Task details — In the entries below, count the lines holding "Port". Reply with the number only.

━━━━━ Information supplied

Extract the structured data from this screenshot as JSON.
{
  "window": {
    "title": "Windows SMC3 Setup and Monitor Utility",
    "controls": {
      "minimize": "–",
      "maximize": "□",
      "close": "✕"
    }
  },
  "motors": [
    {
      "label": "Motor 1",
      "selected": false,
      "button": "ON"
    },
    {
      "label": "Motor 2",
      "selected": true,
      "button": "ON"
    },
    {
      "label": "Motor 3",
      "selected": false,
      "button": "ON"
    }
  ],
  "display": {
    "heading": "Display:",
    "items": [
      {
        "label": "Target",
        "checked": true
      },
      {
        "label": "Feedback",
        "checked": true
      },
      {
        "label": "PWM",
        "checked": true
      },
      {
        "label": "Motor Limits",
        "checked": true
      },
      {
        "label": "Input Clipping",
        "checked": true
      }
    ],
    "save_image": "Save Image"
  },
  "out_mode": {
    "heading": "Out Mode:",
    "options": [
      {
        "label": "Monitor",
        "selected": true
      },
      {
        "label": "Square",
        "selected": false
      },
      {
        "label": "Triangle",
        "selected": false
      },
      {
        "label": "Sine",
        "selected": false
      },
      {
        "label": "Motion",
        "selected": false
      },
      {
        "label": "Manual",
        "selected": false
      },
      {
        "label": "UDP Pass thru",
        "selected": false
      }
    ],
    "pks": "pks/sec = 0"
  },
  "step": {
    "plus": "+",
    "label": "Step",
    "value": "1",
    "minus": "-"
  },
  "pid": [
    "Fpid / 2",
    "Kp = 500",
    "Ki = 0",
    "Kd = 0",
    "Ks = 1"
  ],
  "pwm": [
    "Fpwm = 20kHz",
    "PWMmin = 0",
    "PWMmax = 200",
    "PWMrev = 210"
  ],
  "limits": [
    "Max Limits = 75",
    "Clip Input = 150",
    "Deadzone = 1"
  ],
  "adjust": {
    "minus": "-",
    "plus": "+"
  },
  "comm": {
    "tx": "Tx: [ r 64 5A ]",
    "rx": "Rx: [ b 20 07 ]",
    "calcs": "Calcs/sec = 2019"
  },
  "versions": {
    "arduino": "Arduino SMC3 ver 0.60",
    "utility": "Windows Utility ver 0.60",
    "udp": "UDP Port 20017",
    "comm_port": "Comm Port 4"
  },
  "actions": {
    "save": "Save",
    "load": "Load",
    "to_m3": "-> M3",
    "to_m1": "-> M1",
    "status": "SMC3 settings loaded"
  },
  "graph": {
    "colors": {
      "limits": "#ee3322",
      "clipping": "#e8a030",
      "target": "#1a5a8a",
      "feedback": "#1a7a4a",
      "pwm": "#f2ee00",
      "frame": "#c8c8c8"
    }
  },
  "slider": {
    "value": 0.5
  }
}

━━━━━━━━━━

Task result — 2